(WRITTEN PROBLEM)
Please copy the listing word for word, starting at its first line and ending at the line that contains "198, 415, 204]", with both of those lines included.

(INPUT)
┌──

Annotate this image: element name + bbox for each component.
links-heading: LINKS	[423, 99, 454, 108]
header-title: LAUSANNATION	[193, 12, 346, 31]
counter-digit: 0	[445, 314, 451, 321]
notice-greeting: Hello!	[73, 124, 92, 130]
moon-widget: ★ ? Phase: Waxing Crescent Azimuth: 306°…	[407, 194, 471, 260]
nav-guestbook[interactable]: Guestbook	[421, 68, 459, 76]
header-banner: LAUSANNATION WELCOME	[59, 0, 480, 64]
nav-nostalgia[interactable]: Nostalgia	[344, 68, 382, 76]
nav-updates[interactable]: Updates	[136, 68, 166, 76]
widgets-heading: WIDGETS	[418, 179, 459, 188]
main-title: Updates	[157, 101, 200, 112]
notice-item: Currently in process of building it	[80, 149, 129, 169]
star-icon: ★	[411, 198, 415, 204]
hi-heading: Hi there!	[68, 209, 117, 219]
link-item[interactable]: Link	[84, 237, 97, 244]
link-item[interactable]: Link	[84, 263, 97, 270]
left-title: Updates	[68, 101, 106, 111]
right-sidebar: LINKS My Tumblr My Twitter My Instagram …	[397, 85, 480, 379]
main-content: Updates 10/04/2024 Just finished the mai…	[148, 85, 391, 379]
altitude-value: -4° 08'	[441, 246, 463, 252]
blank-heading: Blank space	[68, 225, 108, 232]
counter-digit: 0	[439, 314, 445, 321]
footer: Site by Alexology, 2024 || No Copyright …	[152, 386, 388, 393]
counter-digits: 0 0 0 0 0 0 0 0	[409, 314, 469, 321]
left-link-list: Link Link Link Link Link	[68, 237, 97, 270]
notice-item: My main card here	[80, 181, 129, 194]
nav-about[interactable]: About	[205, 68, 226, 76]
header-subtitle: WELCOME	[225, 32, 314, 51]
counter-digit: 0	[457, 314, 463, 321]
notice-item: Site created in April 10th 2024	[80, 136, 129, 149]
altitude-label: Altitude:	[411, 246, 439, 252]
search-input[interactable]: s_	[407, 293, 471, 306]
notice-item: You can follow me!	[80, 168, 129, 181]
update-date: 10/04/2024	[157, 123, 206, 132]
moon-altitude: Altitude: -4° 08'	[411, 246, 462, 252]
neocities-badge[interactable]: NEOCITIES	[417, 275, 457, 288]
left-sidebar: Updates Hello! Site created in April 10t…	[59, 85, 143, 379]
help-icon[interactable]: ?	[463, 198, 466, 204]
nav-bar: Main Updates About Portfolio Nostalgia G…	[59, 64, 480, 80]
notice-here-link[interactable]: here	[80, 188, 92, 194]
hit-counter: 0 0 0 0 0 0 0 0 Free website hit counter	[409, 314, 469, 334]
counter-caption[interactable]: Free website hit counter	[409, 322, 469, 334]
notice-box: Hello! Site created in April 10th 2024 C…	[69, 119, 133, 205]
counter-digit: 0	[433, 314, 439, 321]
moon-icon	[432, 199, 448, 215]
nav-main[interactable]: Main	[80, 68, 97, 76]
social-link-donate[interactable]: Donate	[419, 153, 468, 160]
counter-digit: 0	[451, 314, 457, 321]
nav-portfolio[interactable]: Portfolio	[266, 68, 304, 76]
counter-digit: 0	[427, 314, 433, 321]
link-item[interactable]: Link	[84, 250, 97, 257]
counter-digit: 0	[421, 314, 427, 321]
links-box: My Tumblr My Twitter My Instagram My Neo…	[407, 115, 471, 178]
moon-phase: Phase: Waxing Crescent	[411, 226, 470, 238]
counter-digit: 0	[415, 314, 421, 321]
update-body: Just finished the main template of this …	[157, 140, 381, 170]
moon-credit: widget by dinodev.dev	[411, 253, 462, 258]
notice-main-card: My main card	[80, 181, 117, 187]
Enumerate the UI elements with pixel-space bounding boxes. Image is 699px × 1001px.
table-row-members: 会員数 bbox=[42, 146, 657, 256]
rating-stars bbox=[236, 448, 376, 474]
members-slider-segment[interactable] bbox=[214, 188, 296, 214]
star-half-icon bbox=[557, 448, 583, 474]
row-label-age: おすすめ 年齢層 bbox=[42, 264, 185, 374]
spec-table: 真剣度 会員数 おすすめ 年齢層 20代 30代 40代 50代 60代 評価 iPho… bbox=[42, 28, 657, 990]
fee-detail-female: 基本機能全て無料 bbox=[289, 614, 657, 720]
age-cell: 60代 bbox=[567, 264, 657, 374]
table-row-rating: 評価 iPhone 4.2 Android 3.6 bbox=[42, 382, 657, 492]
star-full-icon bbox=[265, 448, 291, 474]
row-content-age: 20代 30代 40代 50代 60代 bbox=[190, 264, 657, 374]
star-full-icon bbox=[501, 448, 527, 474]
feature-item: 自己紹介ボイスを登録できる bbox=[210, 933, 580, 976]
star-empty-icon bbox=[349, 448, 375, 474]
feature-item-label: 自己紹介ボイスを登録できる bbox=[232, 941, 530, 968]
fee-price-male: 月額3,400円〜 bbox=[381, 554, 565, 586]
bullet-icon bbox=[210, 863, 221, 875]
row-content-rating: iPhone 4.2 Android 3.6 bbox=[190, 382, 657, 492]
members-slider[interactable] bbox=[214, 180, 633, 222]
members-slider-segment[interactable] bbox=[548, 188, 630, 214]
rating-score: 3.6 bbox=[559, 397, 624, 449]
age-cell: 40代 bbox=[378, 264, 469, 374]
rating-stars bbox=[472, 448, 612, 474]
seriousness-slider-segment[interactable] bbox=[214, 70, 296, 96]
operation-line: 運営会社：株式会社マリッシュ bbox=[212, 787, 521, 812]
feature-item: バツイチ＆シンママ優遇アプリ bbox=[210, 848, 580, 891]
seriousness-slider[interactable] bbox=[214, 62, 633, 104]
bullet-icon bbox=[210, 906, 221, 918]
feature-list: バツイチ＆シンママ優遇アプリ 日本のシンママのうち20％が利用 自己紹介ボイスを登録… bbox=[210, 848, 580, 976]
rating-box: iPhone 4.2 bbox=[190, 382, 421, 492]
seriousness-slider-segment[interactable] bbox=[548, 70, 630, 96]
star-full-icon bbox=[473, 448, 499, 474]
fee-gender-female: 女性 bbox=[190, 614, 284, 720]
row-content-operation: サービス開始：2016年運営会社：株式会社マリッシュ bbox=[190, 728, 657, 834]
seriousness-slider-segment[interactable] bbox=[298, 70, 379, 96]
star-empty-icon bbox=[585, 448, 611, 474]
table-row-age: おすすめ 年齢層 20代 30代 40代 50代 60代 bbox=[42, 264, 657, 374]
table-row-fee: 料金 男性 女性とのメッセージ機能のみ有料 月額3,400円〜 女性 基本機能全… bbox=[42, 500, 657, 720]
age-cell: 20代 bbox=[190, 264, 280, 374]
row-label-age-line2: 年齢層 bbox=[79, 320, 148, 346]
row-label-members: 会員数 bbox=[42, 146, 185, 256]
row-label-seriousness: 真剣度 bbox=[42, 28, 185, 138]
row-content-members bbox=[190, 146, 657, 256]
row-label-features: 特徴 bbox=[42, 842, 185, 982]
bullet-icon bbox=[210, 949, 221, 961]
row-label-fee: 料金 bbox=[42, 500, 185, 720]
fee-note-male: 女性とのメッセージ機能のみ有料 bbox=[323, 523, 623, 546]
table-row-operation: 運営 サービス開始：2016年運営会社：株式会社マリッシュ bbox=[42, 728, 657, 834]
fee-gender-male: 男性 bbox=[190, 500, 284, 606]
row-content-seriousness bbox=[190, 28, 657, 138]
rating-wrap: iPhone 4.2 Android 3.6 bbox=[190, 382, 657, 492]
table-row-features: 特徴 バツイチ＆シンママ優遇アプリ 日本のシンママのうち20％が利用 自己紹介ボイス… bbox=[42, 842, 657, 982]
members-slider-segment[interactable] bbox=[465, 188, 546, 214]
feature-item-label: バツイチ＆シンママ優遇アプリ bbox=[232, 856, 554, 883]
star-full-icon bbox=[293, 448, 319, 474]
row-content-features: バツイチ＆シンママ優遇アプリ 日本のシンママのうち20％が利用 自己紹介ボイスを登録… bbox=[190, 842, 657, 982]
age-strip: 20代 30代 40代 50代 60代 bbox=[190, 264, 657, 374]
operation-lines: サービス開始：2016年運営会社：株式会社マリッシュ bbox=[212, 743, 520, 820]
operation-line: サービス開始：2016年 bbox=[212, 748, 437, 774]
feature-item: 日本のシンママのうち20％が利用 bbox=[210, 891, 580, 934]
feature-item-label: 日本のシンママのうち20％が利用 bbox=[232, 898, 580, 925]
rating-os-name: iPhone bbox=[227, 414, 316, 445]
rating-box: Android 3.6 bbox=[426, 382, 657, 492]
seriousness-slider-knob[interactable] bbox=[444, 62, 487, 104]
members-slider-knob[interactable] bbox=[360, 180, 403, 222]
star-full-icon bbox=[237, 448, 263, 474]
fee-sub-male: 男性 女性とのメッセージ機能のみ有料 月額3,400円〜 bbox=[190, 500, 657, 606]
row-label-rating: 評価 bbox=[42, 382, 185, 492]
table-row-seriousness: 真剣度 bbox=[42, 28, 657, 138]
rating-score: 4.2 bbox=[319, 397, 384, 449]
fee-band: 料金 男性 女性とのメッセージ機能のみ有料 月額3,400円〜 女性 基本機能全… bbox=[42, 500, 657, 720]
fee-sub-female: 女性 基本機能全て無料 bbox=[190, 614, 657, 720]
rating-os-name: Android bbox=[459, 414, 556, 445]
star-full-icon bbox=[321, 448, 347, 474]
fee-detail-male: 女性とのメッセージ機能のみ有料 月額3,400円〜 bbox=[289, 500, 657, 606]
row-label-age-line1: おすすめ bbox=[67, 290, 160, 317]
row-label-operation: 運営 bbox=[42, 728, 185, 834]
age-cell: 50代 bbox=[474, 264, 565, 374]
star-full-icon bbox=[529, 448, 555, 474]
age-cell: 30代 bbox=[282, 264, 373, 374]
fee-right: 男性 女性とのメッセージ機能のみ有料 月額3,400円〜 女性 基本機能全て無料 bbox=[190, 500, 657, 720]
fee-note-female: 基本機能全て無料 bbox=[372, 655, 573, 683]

└──

(OUTPUT FOR THIS TASK)
Annotate this image: element name + bbox for each component.
links-heading: LINKS	[423, 99, 454, 108]
header-title: LAUSANNATION	[193, 12, 346, 31]
counter-digit: 0	[445, 314, 451, 321]
notice-greeting: Hello!	[73, 124, 92, 130]
moon-widget: ★ ? Phase: Waxing Crescent Azimuth: 306°…	[407, 194, 471, 260]
nav-guestbook[interactable]: Guestbook	[421, 68, 459, 76]
header-banner: LAUSANNATION WELCOME	[59, 0, 480, 64]
nav-nostalgia[interactable]: Nostalgia	[344, 68, 382, 76]
nav-updates[interactable]: Updates	[136, 68, 166, 76]
widgets-heading: WIDGETS	[418, 179, 459, 188]
main-title: Updates	[157, 101, 200, 112]
notice-item: Currently in process of building it	[80, 149, 129, 169]
star-icon: ★	[411, 198, 415, 204]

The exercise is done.